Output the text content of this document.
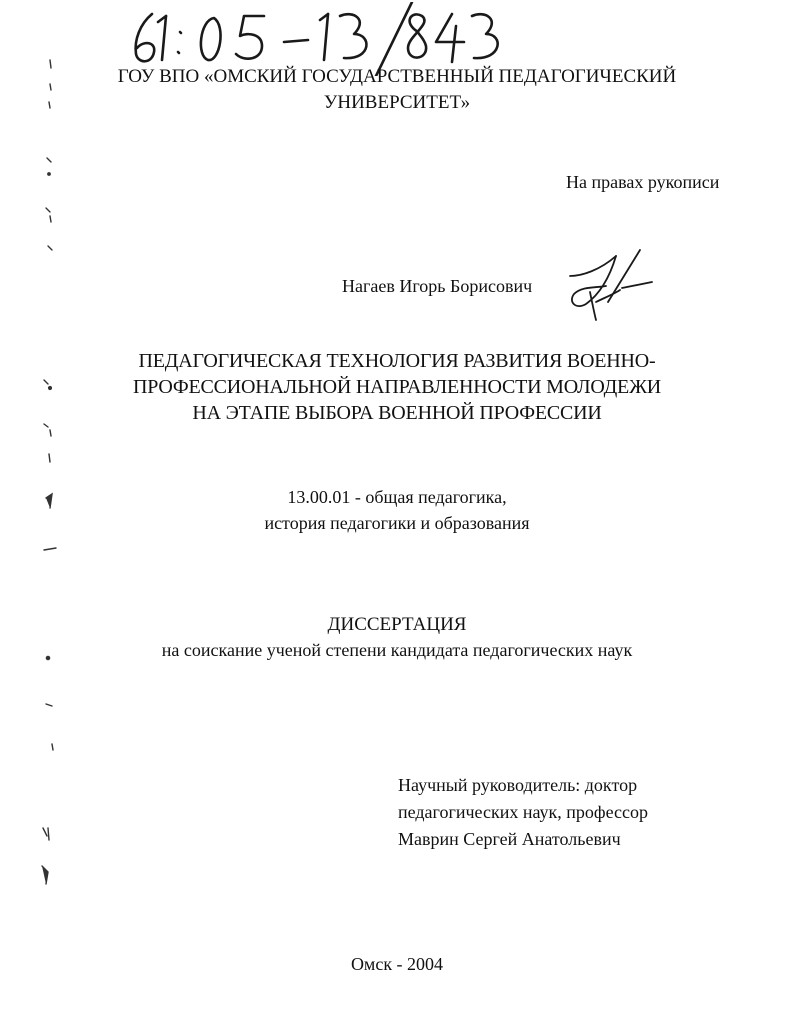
ГОУ ВПО «ОМСКИЙ ГОСУДАРСТВЕННЫЙ ПЕДАГОГИЧЕСКИЙ
УНИВЕРСИТЕТ»
На правах рукописи
Нагаев Игорь Борисович
ПЕДАГОГИЧЕСКАЯ ТЕХНОЛОГИЯ РАЗВИТИЯ ВОЕННО-
ПРОФЕССИОНАЛЬНОЙ НАПРАВЛЕННОСТИ МОЛОДЕЖИ
НА ЭТАПЕ ВЫБОРА ВОЕННОЙ ПРОФЕССИИ
13.00.01 - общая педагогика,
история педагогики и образования
ДИССЕРТАЦИЯ
на соискание ученой степени кандидата педагогических наук
Научный руководитель: доктор
педагогических наук, профессор
Маврин Сергей Анатольевич
Омск - 2004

********

**REQUEST**
Quote every record above exactly, omitting any pictures they contain.

**THE REPLY**
Output the text content of this document.
ГОУ ВПО «ОМСКИЙ ГОСУДАРСТВЕННЫЙ ПЕДАГОГИЧЕСКИЙ
УНИВЕРСИТЕТ»
На правах рукописи
Нагаев Игорь Борисович
ПЕДАГОГИЧЕСКАЯ ТЕХНОЛОГИЯ РАЗВИТИЯ ВОЕННО-
ПРОФЕССИОНАЛЬНОЙ НАПРАВЛЕННОСТИ МОЛОДЕЖИ
НА ЭТАПЕ ВЫБОРА ВОЕННОЙ ПРОФЕССИИ
13.00.01 - общая педагогика,
история педагогики и образования
ДИССЕРТАЦИЯ
на соискание ученой степени кандидата педагогических наук
Научный руководитель: доктор
педагогических наук, профессор
Маврин Сергей Анатольевич
Омск - 2004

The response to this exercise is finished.